** START OF RECORD LIST **
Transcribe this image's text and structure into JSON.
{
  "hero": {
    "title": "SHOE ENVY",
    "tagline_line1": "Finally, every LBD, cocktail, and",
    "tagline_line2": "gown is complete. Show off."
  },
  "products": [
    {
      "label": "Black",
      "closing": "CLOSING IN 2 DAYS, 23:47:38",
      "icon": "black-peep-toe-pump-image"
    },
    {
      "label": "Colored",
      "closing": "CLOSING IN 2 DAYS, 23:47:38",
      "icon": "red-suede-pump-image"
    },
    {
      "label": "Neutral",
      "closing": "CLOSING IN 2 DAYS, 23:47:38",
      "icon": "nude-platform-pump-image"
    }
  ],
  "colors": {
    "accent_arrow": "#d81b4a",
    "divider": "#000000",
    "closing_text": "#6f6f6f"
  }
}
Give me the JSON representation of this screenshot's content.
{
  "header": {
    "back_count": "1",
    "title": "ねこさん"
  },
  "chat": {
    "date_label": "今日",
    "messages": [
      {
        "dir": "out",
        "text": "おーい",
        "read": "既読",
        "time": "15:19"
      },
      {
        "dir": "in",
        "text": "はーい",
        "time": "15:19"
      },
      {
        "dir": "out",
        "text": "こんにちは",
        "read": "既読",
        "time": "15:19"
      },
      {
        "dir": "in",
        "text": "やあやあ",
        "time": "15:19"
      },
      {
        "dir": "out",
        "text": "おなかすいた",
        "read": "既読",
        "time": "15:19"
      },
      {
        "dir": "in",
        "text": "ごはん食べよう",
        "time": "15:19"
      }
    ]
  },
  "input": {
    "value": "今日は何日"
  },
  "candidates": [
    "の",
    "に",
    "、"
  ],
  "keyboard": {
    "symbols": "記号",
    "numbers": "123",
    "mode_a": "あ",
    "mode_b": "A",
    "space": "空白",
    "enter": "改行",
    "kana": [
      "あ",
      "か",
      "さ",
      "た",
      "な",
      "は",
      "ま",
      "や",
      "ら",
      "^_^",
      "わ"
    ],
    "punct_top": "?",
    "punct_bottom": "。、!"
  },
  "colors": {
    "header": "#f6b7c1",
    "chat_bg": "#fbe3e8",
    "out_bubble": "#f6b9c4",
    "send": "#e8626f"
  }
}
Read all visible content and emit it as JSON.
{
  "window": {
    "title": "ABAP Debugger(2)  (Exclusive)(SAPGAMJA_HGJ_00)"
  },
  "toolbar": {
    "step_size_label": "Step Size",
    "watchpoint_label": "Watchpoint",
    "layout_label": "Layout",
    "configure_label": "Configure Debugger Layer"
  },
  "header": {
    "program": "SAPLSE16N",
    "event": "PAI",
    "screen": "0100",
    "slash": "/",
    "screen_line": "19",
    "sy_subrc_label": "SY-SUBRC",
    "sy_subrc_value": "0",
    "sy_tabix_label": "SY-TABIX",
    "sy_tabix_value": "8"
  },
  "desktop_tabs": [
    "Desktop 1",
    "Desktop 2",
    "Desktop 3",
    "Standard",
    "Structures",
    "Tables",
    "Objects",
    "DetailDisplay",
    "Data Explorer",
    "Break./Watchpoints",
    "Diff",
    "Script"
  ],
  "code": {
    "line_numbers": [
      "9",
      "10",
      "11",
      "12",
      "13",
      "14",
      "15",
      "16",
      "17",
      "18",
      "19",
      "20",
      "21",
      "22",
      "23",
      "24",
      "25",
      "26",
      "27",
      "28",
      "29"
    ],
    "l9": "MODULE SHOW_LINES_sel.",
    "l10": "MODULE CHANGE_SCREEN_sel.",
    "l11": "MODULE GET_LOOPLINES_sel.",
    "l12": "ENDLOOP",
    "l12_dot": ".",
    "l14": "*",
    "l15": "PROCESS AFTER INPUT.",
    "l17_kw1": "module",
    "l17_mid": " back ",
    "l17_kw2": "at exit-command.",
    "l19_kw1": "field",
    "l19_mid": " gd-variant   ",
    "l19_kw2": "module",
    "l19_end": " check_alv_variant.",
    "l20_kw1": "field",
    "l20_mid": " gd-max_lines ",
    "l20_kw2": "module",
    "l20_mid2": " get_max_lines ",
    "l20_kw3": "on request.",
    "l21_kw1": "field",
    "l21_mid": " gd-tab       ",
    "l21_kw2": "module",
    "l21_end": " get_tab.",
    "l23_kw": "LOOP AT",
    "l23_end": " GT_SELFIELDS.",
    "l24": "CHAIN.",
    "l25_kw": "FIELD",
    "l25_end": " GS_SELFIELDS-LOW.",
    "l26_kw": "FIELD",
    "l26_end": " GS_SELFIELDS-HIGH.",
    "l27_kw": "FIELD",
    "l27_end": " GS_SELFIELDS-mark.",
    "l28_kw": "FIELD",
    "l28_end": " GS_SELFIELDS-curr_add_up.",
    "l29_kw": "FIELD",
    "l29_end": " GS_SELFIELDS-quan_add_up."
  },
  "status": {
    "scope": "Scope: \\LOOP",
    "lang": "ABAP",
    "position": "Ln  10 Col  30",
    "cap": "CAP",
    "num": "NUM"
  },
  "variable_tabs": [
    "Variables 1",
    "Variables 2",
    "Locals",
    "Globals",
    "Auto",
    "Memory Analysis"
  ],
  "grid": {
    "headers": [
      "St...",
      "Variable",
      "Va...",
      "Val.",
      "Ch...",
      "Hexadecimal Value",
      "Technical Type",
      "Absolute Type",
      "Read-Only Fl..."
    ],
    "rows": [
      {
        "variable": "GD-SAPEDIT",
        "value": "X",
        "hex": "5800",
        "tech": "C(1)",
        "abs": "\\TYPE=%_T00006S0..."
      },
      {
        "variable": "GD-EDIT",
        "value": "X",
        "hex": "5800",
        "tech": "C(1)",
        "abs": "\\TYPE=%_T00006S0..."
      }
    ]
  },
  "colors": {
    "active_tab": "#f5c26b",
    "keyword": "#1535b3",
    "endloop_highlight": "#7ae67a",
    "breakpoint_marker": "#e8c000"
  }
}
** END OF RECORD LIST **
Identify and copy the lines holding the word "image".

» **ANSWER FOR THE TASK**:
Transcribe this image's text and structure into JSON.
      "icon": "black-peep-toe-pump-image"
      "icon": "red-suede-pump-image"
      "icon": "nude-platform-pump-image"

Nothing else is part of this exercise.